Below is some material; transcribe all of it exactly.

** begin DATA IN THIS EXERCISE **

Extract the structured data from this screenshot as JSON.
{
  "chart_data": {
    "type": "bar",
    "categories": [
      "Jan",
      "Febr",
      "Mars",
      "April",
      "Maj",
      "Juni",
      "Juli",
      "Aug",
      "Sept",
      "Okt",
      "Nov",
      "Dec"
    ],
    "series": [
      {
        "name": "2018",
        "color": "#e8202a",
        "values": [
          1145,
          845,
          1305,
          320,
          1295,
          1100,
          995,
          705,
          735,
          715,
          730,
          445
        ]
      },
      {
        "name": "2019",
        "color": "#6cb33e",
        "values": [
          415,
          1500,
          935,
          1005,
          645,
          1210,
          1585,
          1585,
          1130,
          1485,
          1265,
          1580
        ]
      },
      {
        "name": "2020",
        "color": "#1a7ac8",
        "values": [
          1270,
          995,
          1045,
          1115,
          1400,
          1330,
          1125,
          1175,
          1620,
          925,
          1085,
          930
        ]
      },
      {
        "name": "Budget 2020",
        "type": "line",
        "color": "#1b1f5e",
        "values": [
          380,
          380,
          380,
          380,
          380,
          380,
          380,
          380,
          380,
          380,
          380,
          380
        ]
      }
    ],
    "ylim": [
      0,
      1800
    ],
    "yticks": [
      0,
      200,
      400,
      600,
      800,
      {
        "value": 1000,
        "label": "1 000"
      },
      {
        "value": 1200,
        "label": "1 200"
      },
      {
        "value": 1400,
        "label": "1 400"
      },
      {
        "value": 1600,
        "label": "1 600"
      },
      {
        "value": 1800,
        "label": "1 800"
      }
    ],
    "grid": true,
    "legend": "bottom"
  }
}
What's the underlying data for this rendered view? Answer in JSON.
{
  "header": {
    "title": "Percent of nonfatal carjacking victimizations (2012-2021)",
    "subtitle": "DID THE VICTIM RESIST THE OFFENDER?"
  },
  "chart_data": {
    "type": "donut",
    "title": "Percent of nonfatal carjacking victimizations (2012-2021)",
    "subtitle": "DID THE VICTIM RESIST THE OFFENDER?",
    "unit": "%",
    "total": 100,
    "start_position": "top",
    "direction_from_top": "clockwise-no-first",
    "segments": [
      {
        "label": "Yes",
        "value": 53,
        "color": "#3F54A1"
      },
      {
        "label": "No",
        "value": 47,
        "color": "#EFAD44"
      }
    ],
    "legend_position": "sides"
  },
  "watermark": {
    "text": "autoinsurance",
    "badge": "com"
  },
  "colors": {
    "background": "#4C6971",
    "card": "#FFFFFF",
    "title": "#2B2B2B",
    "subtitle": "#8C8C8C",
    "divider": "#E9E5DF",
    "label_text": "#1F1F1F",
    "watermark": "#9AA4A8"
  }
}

** end DATA IN THIS EXERCISE **

● **THE COMPLETED TASK**:
Extract the structured data from this screenshot as JSON.
{
  "chart_data": {
    "type": "bar",
    "categories": [
      "Jan",
      "Febr",
      "Mars",
      "April",
      "Maj",
      "Juni",
      "Juli",
      "Aug",
      "Sept",
      "Okt",
      "Nov",
      "Dec"
    ],
    "series": [
      {
        "name": "2018",
        "color": "#e8202a",
        "values": [
          1145,
          845,
          1305,
          320,
          1295,
          1100,
          995,
          705,
          735,
          715,
          730,
          445
        ]
      },
      {
        "name": "2019",
        "color": "#6cb33e",
        "values": [
          415,
          1500,
          935,
          1005,
          645,
          1210,
          1585,
          1585,
          1130,
          1485,
          1265,
          1580
        ]
      },
      {
        "name": "2020",
        "color": "#1a7ac8",
        "values": [
          1270,
          995,
          1045,
          1115,
          1400,
          1330,
          1125,
          1175,
          1620,
          925,
          1085,
          930
        ]
      },
      {
        "name": "Budget 2020",
        "type": "line",
        "color": "#1b1f5e",
        "values": [
          380,
          380,
          380,
          380,
          380,
          380,
          380,
          380,
          380,
          380,
          380,
          380
        ]
      }
    ],
    "ylim": [
      0,
      1800
    ],
    "yticks": [
      0,
      200,
      400,
      600,
      800,
      {
        "value": 1000,
        "label": "1 000"
      },
      {
        "value": 1200,
        "label": "1 200"
      },
      {
        "value": 1400,
        "label": "1 400"
      },
      {
        "value": 1600,
        "label": "1 600"
      },
      {
        "value": 1800,
        "label": "1 800"
      }
    ],
    "grid": true,
    "legend": "bottom"
  }
}
What's the underlying data for this rendered view? Answer in JSON.
{
  "header": {
    "title": "Percent of nonfatal carjacking victimizations (2012-2021)",
    "subtitle": "DID THE VICTIM RESIST THE OFFENDER?"
  },
  "chart_data": {
    "type": "donut",
    "title": "Percent of nonfatal carjacking victimizations (2012-2021)",
    "subtitle": "DID THE VICTIM RESIST THE OFFENDER?",
    "unit": "%",
    "total": 100,
    "start_position": "top",
    "direction_from_top": "clockwise-no-first",
    "segments": [
      {
        "label": "Yes",
        "value": 53,
        "color": "#3F54A1"
      },
      {
        "label": "No",
        "value": 47,
        "color": "#EFAD44"
      }
    ],
    "legend_position": "sides"
  },
  "watermark": {
    "text": "autoinsurance",
    "badge": "com"
  },
  "colors": {
    "background": "#4C6971",
    "card": "#FFFFFF",
    "title": "#2B2B2B",
    "subtitle": "#8C8C8C",
    "divider": "#E9E5DF",
    "label_text": "#1F1F1F",
    "watermark": "#9AA4A8"
  }
}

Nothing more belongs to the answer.